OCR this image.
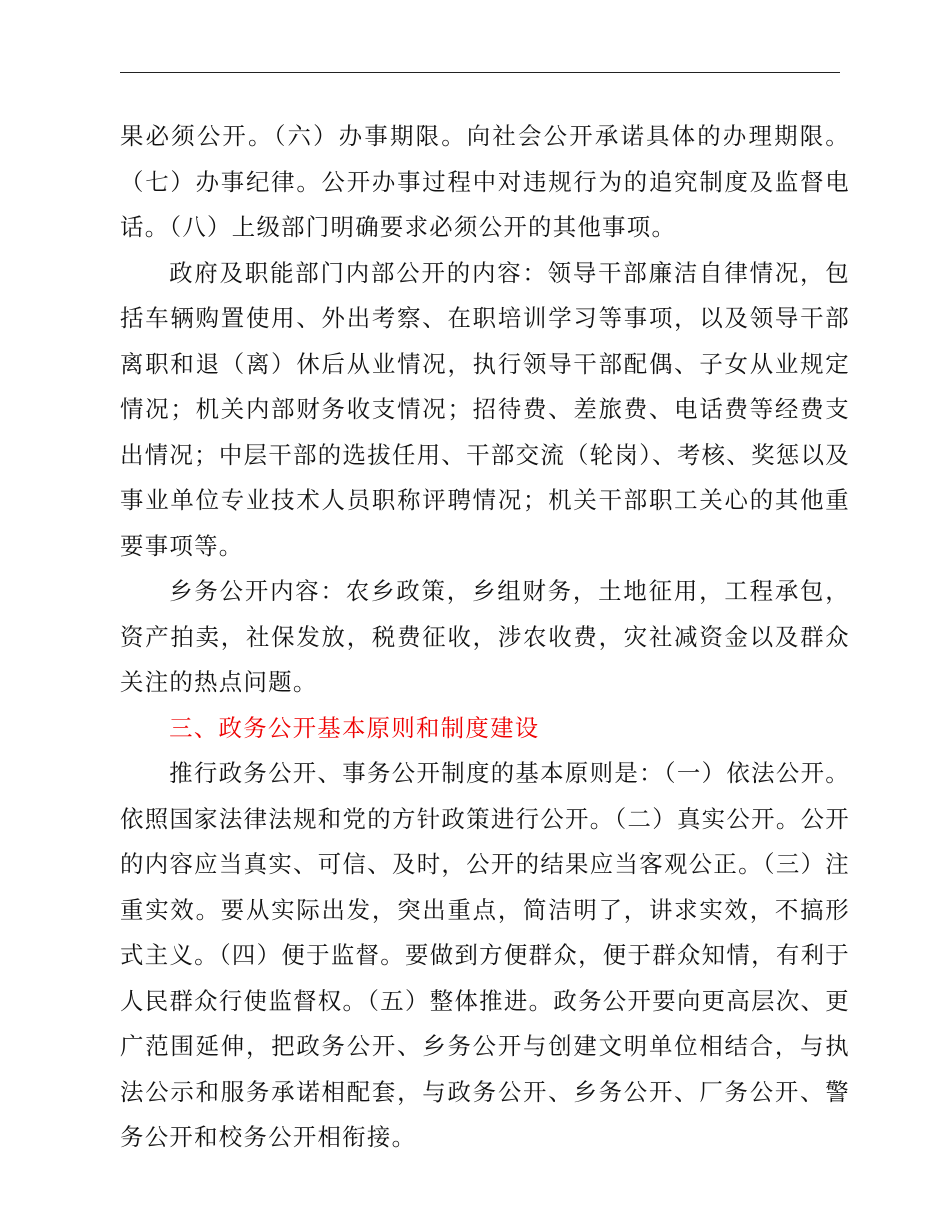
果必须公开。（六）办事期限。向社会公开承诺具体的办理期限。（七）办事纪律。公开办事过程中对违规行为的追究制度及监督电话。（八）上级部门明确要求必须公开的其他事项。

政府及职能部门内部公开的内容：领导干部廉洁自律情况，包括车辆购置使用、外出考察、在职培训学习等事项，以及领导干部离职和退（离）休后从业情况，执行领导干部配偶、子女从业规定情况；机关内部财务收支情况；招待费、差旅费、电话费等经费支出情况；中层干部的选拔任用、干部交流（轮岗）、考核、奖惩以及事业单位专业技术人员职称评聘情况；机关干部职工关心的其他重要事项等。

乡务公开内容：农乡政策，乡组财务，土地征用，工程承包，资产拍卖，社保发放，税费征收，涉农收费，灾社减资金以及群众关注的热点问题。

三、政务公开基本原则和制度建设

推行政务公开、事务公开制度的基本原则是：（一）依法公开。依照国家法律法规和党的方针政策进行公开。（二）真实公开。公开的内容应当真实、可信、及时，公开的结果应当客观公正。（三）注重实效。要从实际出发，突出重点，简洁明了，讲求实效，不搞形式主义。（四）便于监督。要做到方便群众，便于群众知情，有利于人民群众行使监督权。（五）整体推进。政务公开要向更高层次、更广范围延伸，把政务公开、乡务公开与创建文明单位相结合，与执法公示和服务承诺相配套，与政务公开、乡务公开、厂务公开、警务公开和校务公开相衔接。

++++++++

**WORK INSTRUCTIONS:**
Skip the pictures, then retype every line above exactly.

**SOLVED PROBLEM:**
OCR this image.
果必须公开。（六）办事期限。向社会公开承诺具体的办理期限。（七）办事纪律。公开办事过程中对违规行为的追究制度及监督电话。（八）上级部门明确要求必须公开的其他事项。

政府及职能部门内部公开的内容：领导干部廉洁自律情况，包括车辆购置使用、外出考察、在职培训学习等事项，以及领导干部离职和退（离）休后从业情况，执行领导干部配偶、子女从业规定情况；机关内部财务收支情况；招待费、差旅费、电话费等经费支出情况；中层干部的选拔任用、干部交流（轮岗）、考核、奖惩以及事业单位专业技术人员职称评聘情况；机关干部职工关心的其他重要事项等。

乡务公开内容：农乡政策，乡组财务，土地征用，工程承包，资产拍卖，社保发放，税费征收，涉农收费，灾社减资金以及群众关注的热点问题。

三、政务公开基本原则和制度建设

推行政务公开、事务公开制度的基本原则是：（一）依法公开。依照国家法律法规和党的方针政策进行公开。（二）真实公开。公开的内容应当真实、可信、及时，公开的结果应当客观公正。（三）注重实效。要从实际出发，突出重点，简洁明了，讲求实效，不搞形式主义。（四）便于监督。要做到方便群众，便于群众知情，有利于人民群众行使监督权。（五）整体推进。政务公开要向更高层次、更广范围延伸，把政务公开、乡务公开与创建文明单位相结合，与执法公示和服务承诺相配套，与政务公开、乡务公开、厂务公开、警务公开和校务公开相衔接。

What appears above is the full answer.